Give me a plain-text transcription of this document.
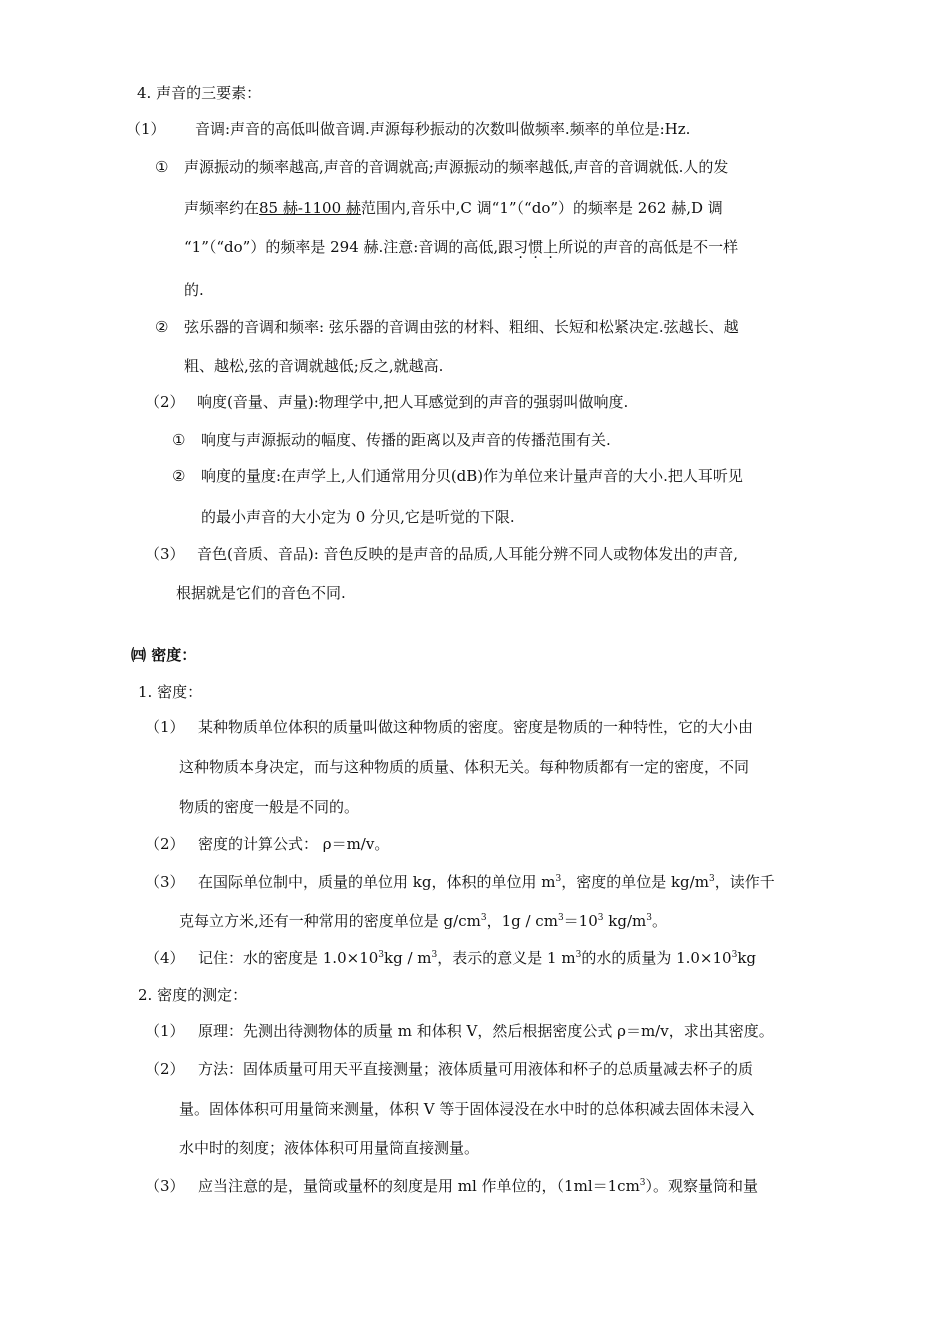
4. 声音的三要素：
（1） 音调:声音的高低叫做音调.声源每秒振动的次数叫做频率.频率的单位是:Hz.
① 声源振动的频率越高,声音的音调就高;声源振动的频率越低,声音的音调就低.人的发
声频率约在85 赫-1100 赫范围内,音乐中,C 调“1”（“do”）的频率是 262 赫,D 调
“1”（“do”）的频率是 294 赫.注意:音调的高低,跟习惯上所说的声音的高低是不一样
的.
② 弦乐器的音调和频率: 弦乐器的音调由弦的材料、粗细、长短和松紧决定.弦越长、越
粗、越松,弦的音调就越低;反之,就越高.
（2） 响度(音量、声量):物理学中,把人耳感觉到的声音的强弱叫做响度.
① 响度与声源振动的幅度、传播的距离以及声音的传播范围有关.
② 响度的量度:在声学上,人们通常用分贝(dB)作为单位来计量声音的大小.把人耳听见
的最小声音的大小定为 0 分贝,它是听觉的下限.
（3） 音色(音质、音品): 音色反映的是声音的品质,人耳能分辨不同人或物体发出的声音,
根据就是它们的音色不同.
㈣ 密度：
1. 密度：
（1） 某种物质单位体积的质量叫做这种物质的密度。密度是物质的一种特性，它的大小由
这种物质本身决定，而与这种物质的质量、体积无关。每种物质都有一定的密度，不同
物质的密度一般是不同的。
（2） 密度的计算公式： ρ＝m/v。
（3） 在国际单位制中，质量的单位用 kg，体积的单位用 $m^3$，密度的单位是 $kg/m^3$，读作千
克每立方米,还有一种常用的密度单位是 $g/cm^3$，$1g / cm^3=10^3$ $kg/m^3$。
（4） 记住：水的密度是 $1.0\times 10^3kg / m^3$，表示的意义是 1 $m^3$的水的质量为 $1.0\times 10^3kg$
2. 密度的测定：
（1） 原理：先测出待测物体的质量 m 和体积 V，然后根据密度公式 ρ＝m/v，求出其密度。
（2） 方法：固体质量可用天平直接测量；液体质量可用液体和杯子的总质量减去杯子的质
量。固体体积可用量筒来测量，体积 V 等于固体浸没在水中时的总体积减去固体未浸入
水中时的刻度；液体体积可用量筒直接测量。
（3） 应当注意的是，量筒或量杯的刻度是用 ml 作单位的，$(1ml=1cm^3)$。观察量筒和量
________________________
• **To do**
Reproduce every line above as written, skipping pictures.

• **Full solution**
Give me a plain-text transcription of this document.
4. 声音的三要素：
（1） 音调:声音的高低叫做音调.声源每秒振动的次数叫做频率.频率的单位是:Hz.
① 声源振动的频率越高,声音的音调就高;声源振动的频率越低,声音的音调就低.人的发
声频率约在85 赫-1100 赫范围内,音乐中,C 调“1”（“do”）的频率是 262 赫,D 调
“1”（“do”）的频率是 294 赫.注意:音调的高低,跟习惯上所说的声音的高低是不一样
的.
② 弦乐器的音调和频率: 弦乐器的音调由弦的材料、粗细、长短和松紧决定.弦越长、越
粗、越松,弦的音调就越低;反之,就越高.
（2） 响度(音量、声量):物理学中,把人耳感觉到的声音的强弱叫做响度.
① 响度与声源振动的幅度、传播的距离以及声音的传播范围有关.
② 响度的量度:在声学上,人们通常用分贝(dB)作为单位来计量声音的大小.把人耳听见
的最小声音的大小定为 0 分贝,它是听觉的下限.
（3） 音色(音质、音品): 音色反映的是声音的品质,人耳能分辨不同人或物体发出的声音,
根据就是它们的音色不同.
㈣ 密度：
1. 密度：
（1） 某种物质单位体积的质量叫做这种物质的密度。密度是物质的一种特性，它的大小由
这种物质本身决定，而与这种物质的质量、体积无关。每种物质都有一定的密度，不同
物质的密度一般是不同的。
（2） 密度的计算公式： ρ＝m/v。
（3） 在国际单位制中，质量的单位用 kg，体积的单位用 $m^3$，密度的单位是 $kg/m^3$，读作千
克每立方米,还有一种常用的密度单位是 $g/cm^3$，$1g / cm^3=10^3$ $kg/m^3$。
（4） 记住：水的密度是 $1.0\times 10^3kg / m^3$，表示的意义是 1 $m^3$的水的质量为 $1.0\times 10^3kg$
2. 密度的测定：
（1） 原理：先测出待测物体的质量 m 和体积 V，然后根据密度公式 ρ＝m/v，求出其密度。
（2） 方法：固体质量可用天平直接测量；液体质量可用液体和杯子的总质量减去杯子的质
量。固体体积可用量筒来测量，体积 V 等于固体浸没在水中时的总体积减去固体未浸入
水中时的刻度；液体体积可用量筒直接测量。
（3） 应当注意的是，量筒或量杯的刻度是用 ml 作单位的，$(1ml=1cm^3)$。观察量筒和量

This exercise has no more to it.